> [Exercise prompt]
In the material below, the lines containing the word "xrapped" are required; copy each of them.

---------- Records provided

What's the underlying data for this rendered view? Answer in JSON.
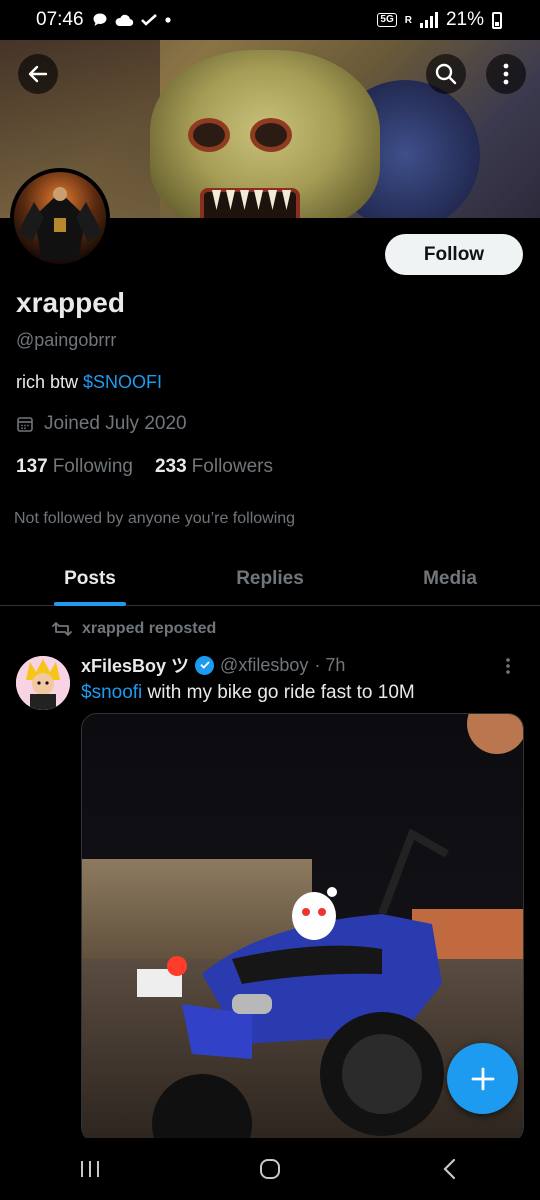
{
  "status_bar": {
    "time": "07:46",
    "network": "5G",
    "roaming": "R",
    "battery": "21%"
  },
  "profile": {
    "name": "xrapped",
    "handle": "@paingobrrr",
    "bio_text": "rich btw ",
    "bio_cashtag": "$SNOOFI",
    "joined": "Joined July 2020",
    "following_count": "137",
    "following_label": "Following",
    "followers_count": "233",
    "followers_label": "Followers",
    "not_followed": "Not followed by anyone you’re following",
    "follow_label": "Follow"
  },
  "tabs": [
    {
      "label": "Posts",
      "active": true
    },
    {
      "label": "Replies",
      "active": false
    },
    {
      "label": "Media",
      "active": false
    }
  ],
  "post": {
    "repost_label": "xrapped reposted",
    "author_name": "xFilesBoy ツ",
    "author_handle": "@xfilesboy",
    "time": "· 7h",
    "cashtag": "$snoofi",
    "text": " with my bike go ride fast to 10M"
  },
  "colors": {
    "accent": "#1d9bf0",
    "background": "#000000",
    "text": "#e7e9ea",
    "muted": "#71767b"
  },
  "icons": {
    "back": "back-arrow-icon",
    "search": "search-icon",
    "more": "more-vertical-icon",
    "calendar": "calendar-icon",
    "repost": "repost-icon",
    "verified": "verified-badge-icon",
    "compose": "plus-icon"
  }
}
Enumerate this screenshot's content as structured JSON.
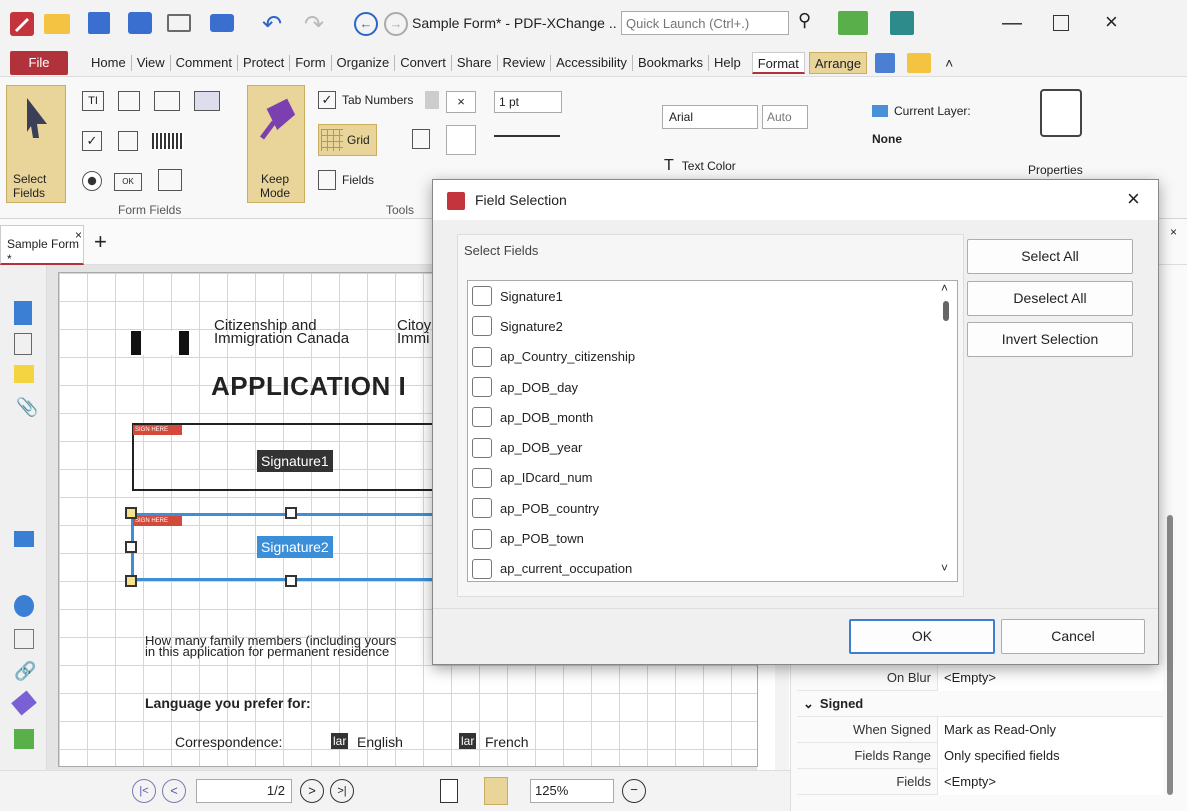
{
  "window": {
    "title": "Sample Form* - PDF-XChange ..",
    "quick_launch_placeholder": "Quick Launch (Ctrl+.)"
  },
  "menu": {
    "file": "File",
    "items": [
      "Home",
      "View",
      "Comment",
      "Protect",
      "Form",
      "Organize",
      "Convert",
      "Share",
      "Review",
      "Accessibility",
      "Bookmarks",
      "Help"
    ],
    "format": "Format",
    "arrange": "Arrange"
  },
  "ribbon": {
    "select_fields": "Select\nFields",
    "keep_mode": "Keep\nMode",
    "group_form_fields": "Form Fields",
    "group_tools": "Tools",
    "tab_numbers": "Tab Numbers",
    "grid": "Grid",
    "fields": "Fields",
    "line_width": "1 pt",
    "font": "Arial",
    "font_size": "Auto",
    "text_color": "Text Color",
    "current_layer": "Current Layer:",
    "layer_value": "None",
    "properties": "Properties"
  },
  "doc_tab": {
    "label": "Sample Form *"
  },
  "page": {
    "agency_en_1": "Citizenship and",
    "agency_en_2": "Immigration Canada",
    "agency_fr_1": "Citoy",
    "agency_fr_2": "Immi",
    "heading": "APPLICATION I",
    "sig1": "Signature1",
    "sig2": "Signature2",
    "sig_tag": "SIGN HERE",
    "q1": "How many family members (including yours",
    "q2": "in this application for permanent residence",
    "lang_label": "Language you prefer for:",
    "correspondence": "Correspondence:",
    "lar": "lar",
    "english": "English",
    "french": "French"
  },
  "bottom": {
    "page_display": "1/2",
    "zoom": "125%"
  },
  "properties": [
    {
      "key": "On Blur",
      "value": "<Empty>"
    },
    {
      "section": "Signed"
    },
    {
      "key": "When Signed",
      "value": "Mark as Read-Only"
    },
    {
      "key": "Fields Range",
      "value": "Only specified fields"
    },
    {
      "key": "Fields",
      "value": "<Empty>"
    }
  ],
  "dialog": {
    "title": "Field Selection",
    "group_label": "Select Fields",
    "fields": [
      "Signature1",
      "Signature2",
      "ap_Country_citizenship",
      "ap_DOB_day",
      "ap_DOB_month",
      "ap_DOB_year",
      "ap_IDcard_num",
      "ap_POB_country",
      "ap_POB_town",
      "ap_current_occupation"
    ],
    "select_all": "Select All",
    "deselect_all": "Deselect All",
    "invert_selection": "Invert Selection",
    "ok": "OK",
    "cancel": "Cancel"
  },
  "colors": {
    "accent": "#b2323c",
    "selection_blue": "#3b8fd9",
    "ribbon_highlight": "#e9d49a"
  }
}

--------------------
---------- Records provided

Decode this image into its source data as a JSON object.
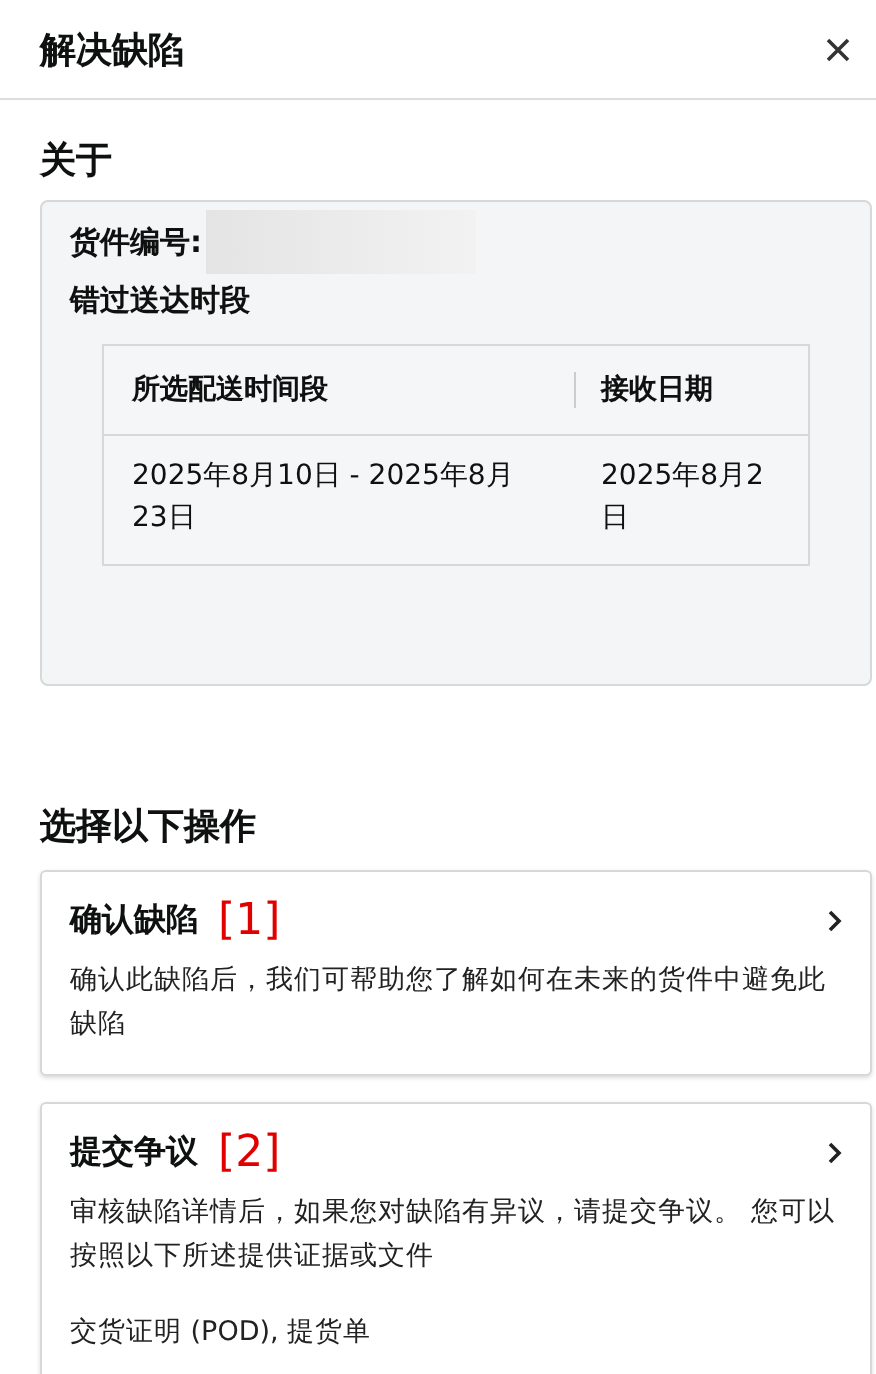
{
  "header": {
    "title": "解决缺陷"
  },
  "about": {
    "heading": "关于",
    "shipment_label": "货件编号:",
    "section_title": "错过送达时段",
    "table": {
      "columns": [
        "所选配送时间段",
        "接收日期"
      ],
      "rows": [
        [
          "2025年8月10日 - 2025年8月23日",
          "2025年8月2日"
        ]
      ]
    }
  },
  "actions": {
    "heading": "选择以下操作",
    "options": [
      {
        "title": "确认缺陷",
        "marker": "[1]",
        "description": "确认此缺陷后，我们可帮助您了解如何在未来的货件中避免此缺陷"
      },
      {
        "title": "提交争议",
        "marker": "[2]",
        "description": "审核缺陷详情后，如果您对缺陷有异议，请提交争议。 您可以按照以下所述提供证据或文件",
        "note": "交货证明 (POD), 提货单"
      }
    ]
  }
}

--------------------
---------- Records provided

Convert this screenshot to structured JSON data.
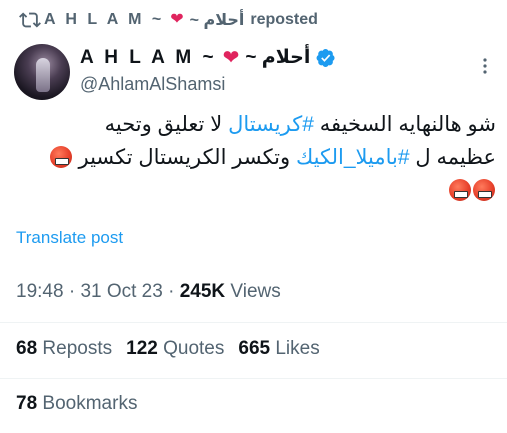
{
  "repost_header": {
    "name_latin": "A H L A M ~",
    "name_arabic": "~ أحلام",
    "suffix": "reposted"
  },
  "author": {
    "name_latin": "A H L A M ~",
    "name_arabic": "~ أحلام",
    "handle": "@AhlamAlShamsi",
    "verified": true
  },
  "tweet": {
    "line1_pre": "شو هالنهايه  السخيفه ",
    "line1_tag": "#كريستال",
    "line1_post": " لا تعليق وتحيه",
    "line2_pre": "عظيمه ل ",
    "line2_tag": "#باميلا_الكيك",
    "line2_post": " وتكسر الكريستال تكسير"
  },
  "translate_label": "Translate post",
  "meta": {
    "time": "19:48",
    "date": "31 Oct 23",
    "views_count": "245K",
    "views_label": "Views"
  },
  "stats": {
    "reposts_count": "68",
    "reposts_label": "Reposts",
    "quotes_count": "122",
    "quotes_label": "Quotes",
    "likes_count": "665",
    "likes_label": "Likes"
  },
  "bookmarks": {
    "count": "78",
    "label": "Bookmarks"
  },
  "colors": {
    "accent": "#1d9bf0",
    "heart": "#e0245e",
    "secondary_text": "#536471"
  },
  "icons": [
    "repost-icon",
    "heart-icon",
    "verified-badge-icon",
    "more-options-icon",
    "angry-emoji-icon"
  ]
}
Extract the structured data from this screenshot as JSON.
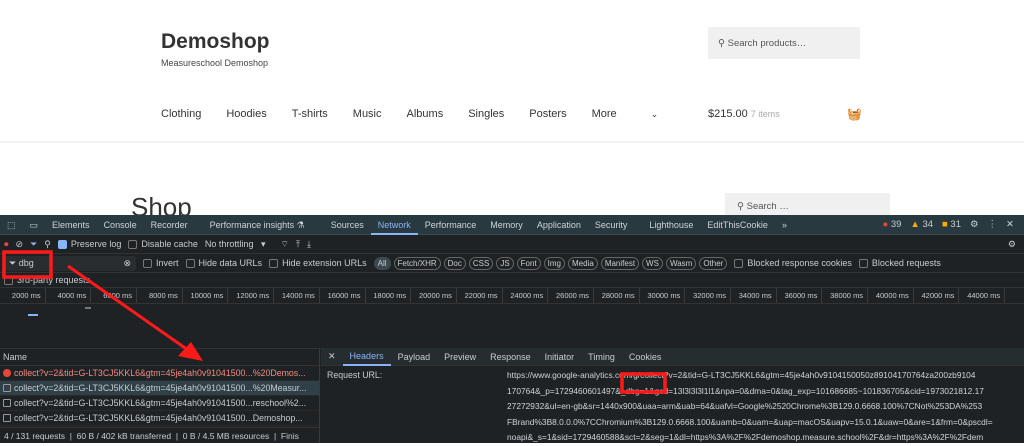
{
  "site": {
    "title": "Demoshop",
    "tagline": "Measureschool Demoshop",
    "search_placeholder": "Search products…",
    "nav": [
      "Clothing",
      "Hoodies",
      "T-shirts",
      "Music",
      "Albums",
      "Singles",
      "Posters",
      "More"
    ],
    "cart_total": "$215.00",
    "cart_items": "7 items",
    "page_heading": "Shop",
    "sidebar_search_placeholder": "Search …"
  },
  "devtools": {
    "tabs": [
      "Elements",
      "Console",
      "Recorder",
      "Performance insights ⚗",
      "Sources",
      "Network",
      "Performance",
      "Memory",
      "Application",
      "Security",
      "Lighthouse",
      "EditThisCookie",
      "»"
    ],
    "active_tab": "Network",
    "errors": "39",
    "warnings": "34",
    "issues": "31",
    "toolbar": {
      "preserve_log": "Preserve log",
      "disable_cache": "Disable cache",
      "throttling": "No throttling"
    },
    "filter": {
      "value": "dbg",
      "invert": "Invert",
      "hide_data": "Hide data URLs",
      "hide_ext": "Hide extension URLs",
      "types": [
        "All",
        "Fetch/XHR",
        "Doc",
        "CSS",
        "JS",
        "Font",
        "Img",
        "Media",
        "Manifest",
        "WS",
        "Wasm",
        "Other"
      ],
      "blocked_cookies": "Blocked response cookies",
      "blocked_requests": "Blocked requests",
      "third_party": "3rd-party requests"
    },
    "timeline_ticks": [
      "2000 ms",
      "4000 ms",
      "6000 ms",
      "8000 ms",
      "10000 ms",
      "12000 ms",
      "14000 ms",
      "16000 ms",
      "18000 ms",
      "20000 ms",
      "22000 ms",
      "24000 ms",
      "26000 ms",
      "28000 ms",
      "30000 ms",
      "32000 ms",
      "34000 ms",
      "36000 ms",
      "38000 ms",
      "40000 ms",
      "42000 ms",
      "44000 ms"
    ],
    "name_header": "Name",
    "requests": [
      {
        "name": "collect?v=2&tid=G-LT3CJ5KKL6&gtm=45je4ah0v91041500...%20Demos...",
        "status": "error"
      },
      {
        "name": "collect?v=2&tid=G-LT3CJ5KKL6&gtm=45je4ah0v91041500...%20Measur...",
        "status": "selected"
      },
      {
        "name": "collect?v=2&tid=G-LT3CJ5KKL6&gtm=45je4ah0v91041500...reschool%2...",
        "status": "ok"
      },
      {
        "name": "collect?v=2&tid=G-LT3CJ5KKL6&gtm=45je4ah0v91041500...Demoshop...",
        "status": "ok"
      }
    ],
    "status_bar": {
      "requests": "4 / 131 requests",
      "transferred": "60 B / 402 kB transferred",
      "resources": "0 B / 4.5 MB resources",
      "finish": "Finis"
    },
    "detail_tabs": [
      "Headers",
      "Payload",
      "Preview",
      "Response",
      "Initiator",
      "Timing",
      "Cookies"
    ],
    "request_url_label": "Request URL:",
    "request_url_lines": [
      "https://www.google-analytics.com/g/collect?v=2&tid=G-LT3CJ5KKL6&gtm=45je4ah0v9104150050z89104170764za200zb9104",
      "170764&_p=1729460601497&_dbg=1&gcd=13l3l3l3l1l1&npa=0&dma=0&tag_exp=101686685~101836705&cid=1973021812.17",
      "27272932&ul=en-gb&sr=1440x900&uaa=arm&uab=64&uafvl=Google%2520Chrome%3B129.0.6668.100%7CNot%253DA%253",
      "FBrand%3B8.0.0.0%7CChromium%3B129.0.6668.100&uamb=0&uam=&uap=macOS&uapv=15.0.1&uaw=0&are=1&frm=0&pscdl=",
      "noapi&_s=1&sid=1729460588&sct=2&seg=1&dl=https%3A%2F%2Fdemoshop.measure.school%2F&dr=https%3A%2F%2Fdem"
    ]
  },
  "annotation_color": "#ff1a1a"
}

--------------------

> [Completed task]
    "name": "xrapped",
    "repost_label": "xrapped reposted",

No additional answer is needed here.